■ **Goal of the exercise**: Lift every line from the entries that includes the word "争创一流".

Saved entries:
=======

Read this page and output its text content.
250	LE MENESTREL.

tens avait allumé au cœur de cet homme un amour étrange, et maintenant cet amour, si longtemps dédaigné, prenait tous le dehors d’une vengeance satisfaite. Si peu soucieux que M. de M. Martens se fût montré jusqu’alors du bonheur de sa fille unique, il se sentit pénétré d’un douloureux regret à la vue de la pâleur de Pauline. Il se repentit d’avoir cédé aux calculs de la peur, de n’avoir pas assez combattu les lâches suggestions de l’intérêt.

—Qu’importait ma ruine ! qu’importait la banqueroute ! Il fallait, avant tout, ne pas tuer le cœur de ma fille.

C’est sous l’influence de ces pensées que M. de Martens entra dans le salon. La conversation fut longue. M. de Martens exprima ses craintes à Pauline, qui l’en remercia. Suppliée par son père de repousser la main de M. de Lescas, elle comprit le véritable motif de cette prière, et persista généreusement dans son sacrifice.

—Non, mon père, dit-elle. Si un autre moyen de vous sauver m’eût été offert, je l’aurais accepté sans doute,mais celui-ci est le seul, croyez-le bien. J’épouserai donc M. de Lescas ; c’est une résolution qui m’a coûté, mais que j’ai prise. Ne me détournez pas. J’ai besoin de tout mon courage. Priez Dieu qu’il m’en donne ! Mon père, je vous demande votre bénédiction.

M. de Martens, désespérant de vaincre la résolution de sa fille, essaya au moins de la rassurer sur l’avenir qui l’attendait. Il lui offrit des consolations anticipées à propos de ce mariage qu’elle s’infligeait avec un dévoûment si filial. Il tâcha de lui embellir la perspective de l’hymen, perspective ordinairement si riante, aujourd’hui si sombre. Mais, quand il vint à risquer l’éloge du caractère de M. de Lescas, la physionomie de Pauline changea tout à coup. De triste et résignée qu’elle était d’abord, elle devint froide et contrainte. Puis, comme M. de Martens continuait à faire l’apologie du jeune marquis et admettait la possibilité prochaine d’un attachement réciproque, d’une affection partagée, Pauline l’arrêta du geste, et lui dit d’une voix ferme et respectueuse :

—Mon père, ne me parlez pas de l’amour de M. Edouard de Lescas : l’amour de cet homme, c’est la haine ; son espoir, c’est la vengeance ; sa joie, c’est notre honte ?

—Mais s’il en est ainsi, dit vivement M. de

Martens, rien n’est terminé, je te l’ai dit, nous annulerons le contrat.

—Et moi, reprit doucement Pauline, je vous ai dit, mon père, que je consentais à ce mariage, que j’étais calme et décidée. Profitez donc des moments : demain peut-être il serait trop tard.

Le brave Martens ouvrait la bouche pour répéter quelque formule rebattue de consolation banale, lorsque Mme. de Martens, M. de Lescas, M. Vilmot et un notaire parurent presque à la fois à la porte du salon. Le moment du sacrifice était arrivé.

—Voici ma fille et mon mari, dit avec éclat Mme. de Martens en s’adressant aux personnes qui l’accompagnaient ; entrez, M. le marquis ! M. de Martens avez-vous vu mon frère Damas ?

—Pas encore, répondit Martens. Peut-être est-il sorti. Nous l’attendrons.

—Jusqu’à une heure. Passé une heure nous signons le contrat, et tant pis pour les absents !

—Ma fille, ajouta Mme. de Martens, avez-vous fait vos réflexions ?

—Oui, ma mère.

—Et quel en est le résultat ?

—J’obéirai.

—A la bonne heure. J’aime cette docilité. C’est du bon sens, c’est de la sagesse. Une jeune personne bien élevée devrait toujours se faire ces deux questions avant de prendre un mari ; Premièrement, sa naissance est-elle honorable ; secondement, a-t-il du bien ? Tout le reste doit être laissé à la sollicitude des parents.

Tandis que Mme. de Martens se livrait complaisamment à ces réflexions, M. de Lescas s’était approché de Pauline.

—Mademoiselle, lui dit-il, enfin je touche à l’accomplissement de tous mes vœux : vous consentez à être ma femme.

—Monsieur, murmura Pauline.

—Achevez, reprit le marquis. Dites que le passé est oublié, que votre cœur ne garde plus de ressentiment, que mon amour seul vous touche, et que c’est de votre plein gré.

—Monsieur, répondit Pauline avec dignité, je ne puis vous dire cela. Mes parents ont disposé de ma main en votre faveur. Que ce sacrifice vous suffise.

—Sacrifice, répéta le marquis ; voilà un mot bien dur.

=======

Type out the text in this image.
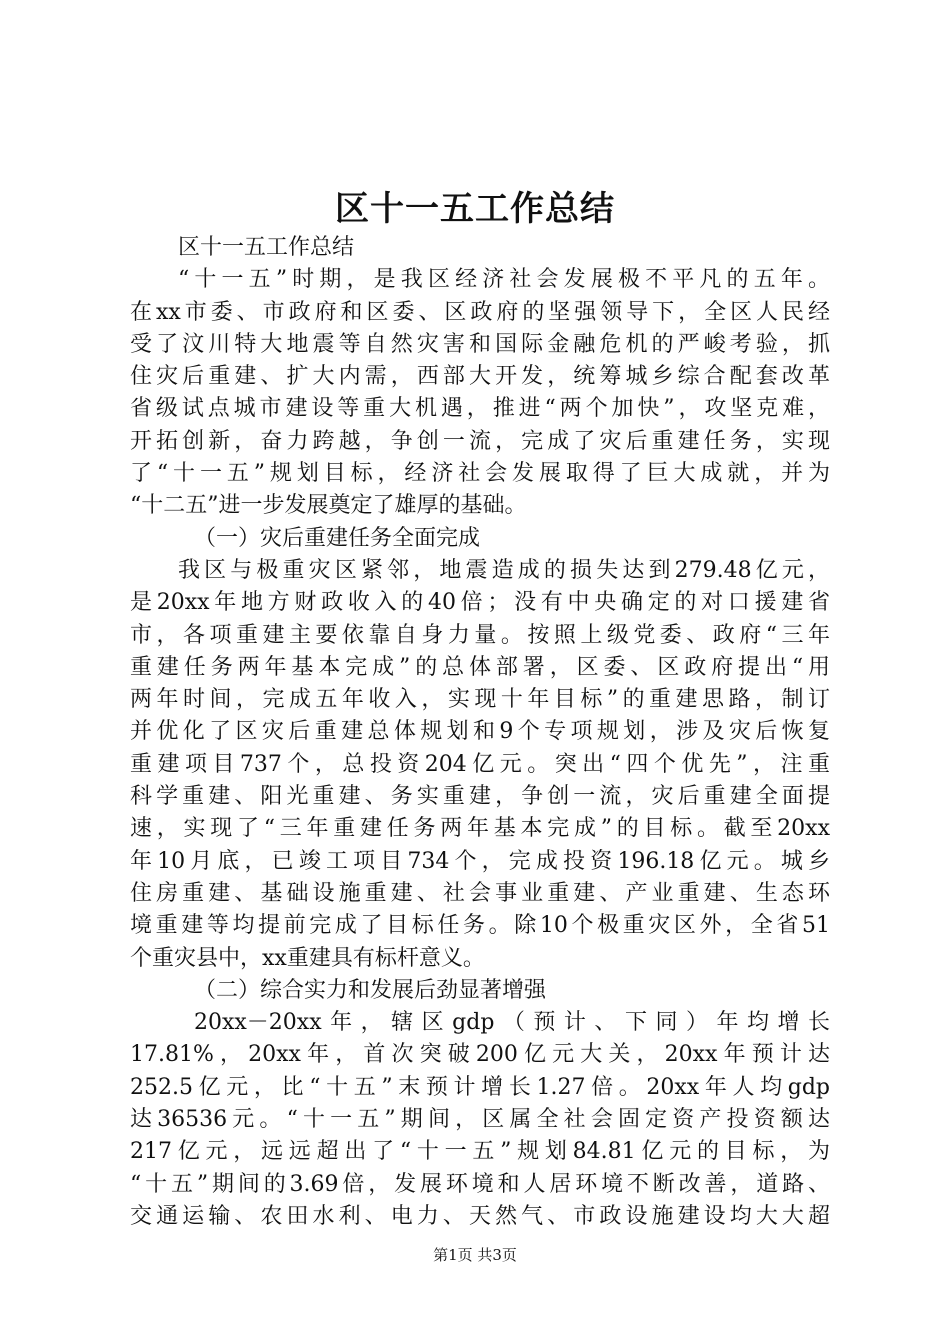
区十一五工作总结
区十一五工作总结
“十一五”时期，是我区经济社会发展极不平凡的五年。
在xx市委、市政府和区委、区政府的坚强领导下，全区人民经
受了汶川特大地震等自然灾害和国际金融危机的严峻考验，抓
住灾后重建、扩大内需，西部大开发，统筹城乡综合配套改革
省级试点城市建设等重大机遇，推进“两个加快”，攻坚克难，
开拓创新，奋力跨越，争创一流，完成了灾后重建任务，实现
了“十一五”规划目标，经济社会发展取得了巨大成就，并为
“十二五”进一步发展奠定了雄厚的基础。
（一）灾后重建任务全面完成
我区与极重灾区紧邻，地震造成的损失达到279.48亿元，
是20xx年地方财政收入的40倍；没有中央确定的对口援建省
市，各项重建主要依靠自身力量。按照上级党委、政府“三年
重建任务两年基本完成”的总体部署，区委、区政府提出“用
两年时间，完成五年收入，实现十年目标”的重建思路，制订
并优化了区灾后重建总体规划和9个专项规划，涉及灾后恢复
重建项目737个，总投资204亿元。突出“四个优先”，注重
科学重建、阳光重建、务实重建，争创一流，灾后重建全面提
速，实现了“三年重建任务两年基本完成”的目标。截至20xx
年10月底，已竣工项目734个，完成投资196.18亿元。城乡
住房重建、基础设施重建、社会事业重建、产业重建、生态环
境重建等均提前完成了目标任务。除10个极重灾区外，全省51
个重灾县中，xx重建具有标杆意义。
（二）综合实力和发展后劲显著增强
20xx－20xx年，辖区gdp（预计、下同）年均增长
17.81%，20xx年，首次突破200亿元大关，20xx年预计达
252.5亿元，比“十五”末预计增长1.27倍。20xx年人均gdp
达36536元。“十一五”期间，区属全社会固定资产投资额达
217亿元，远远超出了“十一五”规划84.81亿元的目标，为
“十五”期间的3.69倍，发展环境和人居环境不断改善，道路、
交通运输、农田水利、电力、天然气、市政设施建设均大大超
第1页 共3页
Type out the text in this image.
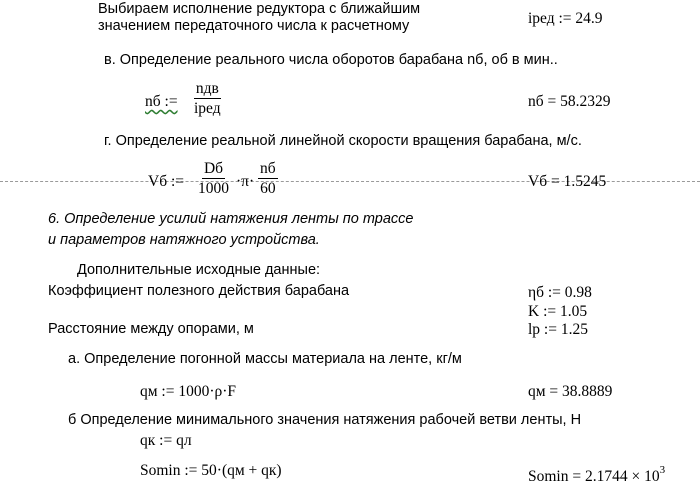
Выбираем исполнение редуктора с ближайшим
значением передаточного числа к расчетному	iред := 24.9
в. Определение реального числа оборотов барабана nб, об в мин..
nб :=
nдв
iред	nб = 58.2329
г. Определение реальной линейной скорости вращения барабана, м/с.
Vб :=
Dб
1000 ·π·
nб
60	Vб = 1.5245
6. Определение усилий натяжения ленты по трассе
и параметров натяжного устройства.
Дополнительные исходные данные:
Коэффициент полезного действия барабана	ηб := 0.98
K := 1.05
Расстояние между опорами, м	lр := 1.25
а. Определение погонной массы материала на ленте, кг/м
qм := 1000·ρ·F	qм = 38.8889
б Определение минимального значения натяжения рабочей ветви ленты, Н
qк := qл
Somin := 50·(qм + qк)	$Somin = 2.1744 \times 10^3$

=======

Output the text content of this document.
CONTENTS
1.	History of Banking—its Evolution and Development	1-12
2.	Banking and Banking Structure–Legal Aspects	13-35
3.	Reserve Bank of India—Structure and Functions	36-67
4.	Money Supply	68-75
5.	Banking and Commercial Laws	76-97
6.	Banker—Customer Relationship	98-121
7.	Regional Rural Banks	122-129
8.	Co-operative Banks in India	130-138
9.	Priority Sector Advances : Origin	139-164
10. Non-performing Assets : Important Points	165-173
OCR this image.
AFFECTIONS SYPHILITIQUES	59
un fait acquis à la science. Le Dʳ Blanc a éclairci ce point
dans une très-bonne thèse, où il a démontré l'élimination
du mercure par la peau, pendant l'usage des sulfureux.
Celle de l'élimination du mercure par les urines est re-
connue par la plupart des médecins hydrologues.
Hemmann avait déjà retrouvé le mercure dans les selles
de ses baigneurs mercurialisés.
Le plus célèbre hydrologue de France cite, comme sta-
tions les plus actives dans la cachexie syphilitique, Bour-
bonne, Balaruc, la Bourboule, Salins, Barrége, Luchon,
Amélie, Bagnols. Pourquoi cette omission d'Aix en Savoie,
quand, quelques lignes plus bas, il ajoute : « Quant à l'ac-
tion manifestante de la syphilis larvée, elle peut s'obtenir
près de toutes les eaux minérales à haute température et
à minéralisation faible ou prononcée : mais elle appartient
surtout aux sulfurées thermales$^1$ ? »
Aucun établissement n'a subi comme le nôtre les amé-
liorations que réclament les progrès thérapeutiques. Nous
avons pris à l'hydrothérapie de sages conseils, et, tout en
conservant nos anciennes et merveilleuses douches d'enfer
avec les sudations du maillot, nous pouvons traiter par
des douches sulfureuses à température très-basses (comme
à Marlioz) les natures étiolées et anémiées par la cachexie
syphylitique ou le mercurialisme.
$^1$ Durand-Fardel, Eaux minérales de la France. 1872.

=======

■ **Full output**:
开拓创新，奋力跨越，争创一流，完成了灾后重建任务，实现
科学重建、阳光重建、务实重建，争创一流，灾后重建全面提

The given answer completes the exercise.